**What the task asks:** Below are entries. Pull out all lines containing "Configure".

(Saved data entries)
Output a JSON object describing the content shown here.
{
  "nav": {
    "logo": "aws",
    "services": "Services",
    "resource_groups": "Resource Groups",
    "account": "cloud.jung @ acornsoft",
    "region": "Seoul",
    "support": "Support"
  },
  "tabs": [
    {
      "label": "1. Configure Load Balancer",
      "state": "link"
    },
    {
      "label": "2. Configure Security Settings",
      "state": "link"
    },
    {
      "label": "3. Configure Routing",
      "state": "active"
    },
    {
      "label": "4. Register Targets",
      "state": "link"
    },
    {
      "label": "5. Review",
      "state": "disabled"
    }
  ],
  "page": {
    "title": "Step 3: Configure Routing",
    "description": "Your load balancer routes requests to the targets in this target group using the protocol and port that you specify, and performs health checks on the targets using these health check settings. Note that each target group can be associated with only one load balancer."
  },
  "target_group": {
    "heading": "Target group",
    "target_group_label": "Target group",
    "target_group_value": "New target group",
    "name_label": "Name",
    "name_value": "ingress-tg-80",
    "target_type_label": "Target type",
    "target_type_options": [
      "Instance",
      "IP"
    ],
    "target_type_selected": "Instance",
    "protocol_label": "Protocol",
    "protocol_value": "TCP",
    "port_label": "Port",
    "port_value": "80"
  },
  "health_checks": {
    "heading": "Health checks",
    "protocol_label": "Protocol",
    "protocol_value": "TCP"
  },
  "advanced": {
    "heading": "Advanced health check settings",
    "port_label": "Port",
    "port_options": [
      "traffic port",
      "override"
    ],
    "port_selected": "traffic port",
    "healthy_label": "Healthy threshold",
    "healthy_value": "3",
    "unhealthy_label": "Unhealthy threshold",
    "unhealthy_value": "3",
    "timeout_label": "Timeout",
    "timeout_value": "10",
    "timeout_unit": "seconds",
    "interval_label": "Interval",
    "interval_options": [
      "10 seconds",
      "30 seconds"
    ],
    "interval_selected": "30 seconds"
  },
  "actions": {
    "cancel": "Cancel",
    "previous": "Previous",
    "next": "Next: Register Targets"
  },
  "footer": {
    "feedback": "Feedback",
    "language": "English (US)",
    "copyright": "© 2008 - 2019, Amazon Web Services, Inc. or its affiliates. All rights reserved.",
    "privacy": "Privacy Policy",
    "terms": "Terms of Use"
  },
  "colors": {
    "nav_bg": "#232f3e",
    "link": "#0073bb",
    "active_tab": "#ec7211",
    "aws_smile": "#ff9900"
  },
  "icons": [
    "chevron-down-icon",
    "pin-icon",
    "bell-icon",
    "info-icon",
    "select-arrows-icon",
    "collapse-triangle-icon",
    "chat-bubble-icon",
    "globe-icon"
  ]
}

**Completed exercise:**
      "label": "1. Configure Load Balancer",
      "label": "2. Configure Security Settings",
      "label": "3. Configure Routing",
    "title": "Step 3: Configure Routing",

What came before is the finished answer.